DIRECTION >>
Please write out exactly the lines that begin at the line containing "What's the underlying" and run to the end of the records.

** Start of DATASET RECORDS **

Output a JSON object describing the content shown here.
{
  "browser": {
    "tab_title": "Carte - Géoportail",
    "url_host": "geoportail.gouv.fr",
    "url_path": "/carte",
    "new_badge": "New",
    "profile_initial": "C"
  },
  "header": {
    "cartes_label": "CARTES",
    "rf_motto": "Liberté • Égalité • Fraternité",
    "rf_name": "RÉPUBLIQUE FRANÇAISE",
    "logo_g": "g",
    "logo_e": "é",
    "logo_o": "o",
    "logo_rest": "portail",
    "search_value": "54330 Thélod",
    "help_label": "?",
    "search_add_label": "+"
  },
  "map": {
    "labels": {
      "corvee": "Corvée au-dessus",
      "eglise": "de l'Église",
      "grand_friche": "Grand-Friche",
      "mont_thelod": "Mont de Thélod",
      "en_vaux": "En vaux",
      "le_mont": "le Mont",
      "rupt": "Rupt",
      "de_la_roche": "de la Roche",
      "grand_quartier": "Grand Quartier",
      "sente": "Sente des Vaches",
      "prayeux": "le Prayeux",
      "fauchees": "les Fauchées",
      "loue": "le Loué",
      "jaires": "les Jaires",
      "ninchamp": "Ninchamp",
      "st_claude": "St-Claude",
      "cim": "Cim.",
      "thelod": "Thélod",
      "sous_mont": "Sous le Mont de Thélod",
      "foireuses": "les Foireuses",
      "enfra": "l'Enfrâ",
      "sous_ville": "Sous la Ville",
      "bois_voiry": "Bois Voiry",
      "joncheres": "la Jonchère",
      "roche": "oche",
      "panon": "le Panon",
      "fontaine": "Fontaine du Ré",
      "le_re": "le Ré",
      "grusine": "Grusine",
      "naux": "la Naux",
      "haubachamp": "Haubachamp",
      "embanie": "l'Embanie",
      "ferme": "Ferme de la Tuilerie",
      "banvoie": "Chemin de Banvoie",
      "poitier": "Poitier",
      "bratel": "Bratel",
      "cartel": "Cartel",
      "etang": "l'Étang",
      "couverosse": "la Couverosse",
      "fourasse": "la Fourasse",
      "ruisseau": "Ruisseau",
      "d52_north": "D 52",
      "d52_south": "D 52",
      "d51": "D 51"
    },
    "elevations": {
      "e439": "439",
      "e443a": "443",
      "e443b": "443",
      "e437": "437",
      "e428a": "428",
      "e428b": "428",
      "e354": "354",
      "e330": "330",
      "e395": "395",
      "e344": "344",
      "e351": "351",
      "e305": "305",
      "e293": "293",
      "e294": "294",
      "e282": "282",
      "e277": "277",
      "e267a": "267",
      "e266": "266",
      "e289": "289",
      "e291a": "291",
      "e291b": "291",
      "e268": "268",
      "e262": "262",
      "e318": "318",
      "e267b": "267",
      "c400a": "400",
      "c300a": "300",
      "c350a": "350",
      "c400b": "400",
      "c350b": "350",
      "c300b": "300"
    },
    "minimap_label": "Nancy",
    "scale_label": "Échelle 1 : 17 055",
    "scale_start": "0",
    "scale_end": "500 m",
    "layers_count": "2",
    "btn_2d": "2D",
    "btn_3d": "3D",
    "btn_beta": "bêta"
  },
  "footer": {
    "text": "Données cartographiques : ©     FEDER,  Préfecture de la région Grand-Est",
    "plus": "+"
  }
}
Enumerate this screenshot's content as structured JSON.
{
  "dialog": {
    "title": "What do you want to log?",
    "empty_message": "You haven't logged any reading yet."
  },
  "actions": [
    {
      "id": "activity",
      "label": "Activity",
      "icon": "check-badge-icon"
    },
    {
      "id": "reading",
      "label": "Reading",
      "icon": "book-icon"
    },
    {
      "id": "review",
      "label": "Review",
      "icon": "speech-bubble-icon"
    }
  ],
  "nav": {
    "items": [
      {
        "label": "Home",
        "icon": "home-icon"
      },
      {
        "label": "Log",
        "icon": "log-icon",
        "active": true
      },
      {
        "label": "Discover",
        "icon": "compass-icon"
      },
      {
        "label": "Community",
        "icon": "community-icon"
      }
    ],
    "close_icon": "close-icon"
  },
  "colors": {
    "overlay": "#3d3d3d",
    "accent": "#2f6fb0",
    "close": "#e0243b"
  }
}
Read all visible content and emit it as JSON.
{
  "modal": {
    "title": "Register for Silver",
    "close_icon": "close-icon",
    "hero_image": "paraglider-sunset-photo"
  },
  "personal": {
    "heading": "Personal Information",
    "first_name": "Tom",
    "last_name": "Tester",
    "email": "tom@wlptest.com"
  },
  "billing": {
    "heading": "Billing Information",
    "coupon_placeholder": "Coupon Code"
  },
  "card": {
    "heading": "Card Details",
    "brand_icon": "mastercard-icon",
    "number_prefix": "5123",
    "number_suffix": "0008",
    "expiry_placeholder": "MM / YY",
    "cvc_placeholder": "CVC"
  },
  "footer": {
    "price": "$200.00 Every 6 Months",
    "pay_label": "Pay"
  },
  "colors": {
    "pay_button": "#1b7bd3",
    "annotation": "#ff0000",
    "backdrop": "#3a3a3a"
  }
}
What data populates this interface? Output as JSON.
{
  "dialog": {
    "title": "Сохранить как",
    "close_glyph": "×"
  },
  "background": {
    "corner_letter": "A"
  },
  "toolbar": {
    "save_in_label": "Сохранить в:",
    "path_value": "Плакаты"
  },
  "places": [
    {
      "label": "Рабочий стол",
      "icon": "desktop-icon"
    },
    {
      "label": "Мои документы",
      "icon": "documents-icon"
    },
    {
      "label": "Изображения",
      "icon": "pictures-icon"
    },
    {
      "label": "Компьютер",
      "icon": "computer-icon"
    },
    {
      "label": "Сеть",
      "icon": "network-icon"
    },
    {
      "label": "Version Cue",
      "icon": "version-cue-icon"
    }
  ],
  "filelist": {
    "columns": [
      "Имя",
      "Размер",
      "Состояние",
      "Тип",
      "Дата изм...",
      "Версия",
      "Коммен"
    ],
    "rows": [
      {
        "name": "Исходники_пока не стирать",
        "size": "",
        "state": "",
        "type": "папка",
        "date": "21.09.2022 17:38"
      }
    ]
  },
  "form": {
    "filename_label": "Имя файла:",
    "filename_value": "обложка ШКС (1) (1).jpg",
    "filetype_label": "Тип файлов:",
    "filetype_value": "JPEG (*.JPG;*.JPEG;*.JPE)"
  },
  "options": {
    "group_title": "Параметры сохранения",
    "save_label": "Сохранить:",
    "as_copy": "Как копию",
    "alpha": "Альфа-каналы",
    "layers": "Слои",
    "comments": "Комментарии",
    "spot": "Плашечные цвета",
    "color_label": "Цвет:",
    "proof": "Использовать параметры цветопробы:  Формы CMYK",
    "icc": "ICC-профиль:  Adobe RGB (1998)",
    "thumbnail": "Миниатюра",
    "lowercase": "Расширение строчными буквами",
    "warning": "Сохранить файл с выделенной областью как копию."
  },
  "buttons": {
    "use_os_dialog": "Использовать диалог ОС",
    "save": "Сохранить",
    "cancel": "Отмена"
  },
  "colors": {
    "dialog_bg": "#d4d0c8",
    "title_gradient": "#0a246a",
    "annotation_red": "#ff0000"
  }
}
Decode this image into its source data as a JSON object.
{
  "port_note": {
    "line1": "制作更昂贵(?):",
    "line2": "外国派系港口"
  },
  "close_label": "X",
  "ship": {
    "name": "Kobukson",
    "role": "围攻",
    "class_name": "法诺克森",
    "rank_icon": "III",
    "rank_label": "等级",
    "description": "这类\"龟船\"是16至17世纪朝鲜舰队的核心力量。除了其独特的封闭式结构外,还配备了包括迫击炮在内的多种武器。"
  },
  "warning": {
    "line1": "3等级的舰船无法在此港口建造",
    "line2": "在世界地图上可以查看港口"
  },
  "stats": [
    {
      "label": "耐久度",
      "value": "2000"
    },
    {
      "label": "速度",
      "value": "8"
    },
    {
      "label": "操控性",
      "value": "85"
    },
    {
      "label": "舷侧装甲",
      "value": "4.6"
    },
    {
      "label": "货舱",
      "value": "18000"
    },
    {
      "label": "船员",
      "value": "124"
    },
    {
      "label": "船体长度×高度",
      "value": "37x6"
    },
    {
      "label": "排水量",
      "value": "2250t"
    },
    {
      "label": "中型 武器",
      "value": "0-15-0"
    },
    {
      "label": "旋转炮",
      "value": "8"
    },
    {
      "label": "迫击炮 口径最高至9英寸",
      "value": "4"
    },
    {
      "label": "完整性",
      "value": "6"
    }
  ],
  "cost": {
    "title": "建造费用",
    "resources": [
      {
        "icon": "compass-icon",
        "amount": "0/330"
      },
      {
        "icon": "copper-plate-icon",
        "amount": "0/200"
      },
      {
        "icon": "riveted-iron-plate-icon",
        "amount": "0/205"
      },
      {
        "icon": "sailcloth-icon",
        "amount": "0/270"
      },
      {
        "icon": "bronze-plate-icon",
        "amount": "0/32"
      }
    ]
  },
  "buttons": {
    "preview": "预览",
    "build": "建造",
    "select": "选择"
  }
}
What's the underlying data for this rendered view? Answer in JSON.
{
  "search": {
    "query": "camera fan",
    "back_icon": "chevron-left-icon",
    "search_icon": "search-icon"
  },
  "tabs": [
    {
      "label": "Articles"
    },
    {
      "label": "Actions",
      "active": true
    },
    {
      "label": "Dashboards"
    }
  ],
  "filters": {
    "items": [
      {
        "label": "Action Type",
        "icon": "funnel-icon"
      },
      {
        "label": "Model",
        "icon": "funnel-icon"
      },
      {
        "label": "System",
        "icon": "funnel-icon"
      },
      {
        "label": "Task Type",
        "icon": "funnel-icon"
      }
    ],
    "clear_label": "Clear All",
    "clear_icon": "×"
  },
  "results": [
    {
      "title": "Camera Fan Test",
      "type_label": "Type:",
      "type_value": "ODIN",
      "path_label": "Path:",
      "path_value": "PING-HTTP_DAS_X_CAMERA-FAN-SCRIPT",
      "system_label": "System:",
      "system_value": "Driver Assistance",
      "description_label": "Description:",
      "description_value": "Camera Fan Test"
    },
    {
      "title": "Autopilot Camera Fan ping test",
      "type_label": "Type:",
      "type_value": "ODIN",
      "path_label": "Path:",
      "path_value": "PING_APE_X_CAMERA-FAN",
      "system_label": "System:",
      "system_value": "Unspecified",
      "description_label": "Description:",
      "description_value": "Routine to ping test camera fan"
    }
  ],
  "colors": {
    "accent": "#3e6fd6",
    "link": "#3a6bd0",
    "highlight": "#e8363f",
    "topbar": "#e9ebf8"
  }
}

** End of DATASET RECORDS **

WRITTEN RESPONSE >>
What's the underlying data for this rendered view? Answer in JSON.
{
  "search": {
    "query": "camera fan",
    "back_icon": "chevron-left-icon",
    "search_icon": "search-icon"
  },
  "tabs": [
    {
      "label": "Articles"
    },
    {
      "label": "Actions",
      "active": true
    },
    {
      "label": "Dashboards"
    }
  ],
  "filters": {
    "items": [
      {
        "label": "Action Type",
        "icon": "funnel-icon"
      },
      {
        "label": "Model",
        "icon": "funnel-icon"
      },
      {
        "label": "System",
        "icon": "funnel-icon"
      },
      {
        "label": "Task Type",
        "icon": "funnel-icon"
      }
    ],
    "clear_label": "Clear All",
    "clear_icon": "×"
  },
  "results": [
    {
      "title": "Camera Fan Test",
      "type_label": "Type:",
      "type_value": "ODIN",
      "path_label": "Path:",
      "path_value": "PING-HTTP_DAS_X_CAMERA-FAN-SCRIPT",
      "system_label": "System:",
      "system_value": "Driver Assistance",
      "description_label": "Description:",
      "description_value": "Camera Fan Test"
    },
    {
      "title": "Autopilot Camera Fan ping test",
      "type_label": "Type:",
      "type_value": "ODIN",
      "path_label": "Path:",
      "path_value": "PING_APE_X_CAMERA-FAN",
      "system_label": "System:",
      "system_value": "Unspecified",
      "description_label": "Description:",
      "description_value": "Routine to ping test camera fan"
    }
  ],
  "colors": {
    "accent": "#3e6fd6",
    "link": "#3a6bd0",
    "highlight": "#e8363f",
    "topbar": "#e9ebf8"
  }
}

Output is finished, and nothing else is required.